# Raw records start

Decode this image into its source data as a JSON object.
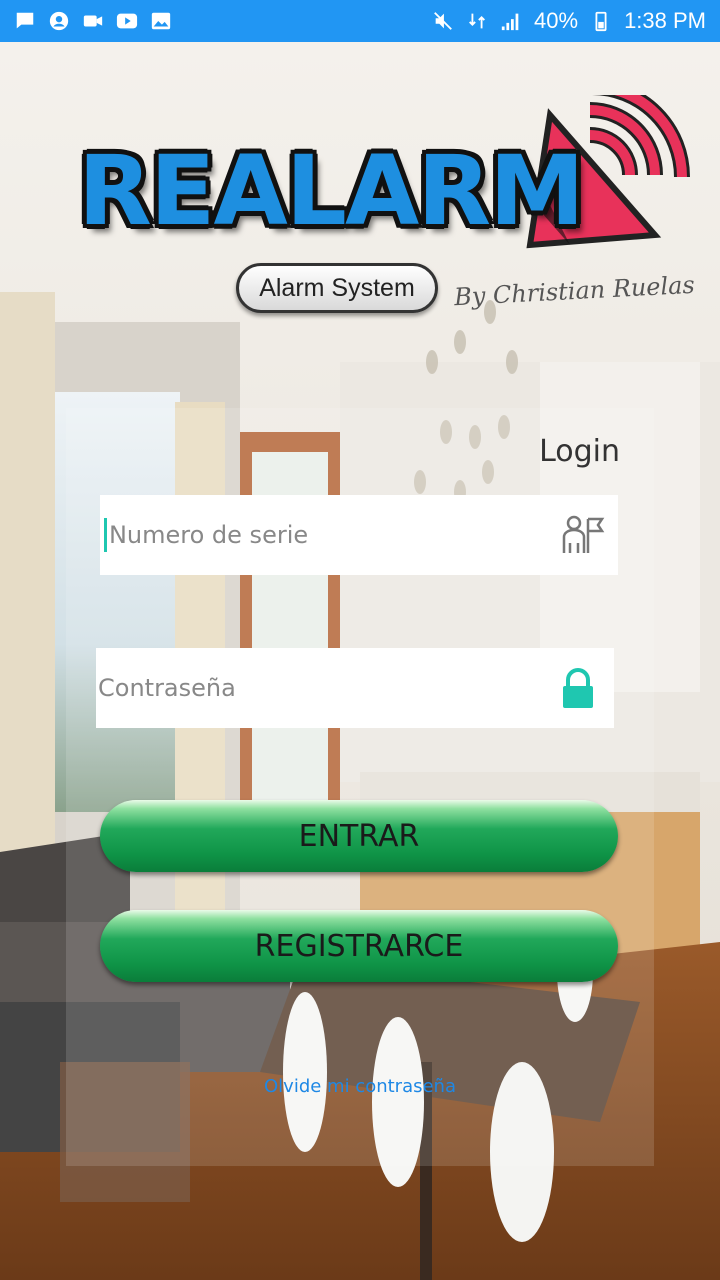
{
  "status_bar": {
    "battery": "40%",
    "time": "1:38 PM"
  },
  "logo": {
    "brand": "REALARM",
    "tagline": "Alarm System",
    "author": "By Christian Ruelas"
  },
  "login": {
    "title": "Login",
    "serial_placeholder": "Numero de serie",
    "password_placeholder": "Contraseña",
    "enter_button": "ENTRAR",
    "register_button": "REGISTRARCE",
    "forgot_link": "Olvide mi contraseña"
  },
  "colors": {
    "status_bar": "#2196f3",
    "accent": "#1fc7b0",
    "button_green": "#0f9447",
    "link_blue": "#1e88e5",
    "logo_blue": "#1e8fe0",
    "logo_red": "#e8325a"
  }
}
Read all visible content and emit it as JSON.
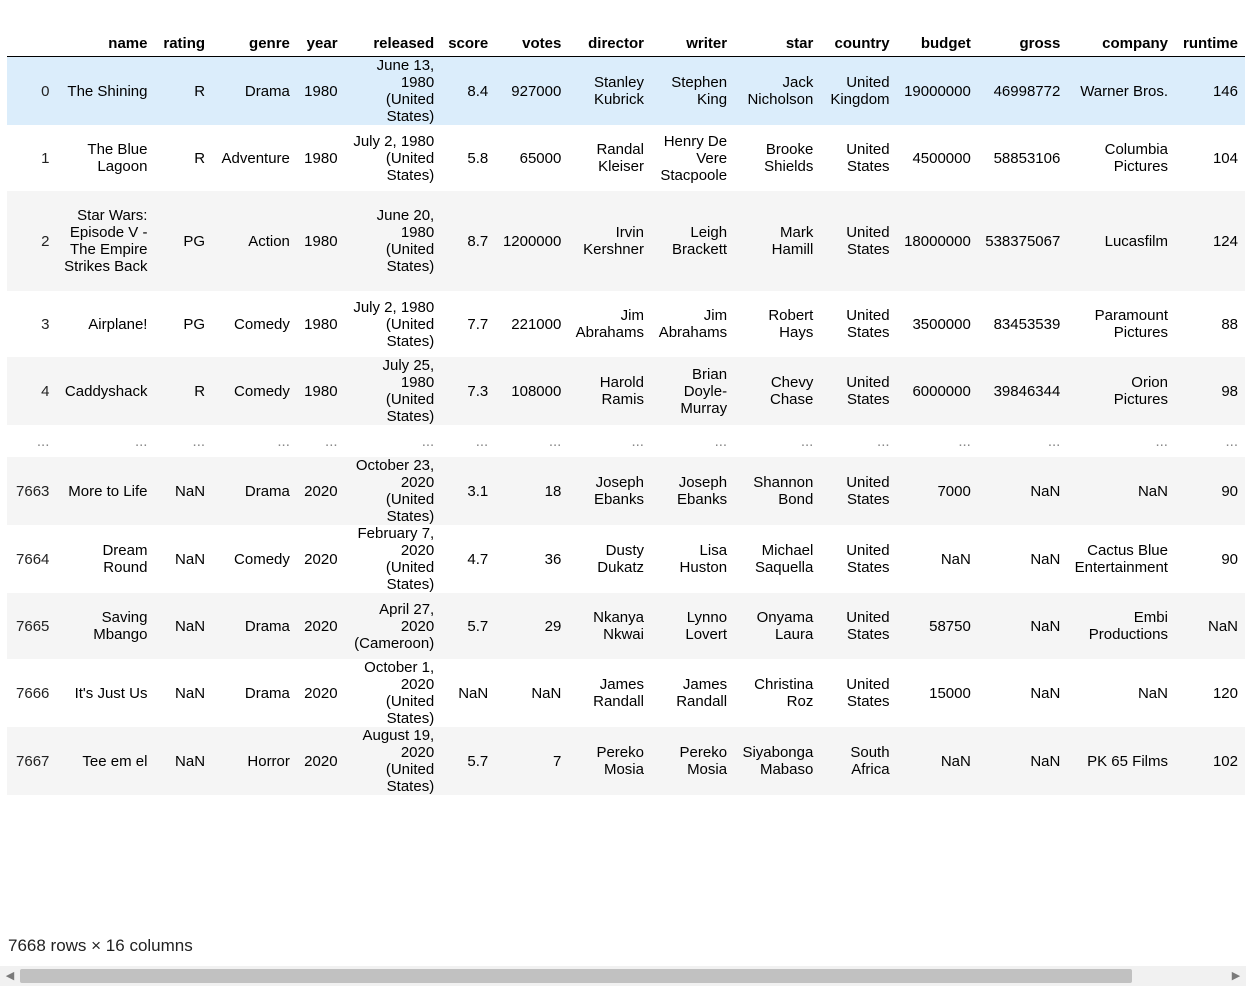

# Raw records end

**Task statement**: Write out every record above exactly as it stands, but leave out the pictures.

**Written solution**:
Decode this image into its source data as a JSON object.
{
  "status_bar": {
    "battery": "40%",
    "time": "1:38 PM"
  },
  "logo": {
    "brand": "REALARM",
    "tagline": "Alarm System",
    "author": "By Christian Ruelas"
  },
  "login": {
    "title": "Login",
    "serial_placeholder": "Numero de serie",
    "password_placeholder": "Contraseña",
    "enter_button": "ENTRAR",
    "register_button": "REGISTRARCE",
    "forgot_link": "Olvide mi contraseña"
  },
  "colors": {
    "status_bar": "#2196f3",
    "accent": "#1fc7b0",
    "button_green": "#0f9447",
    "link_blue": "#1e88e5",
    "logo_blue": "#1e8fe0",
    "logo_red": "#e8325a"
  }
}
Read all visible content and emit it as JSON.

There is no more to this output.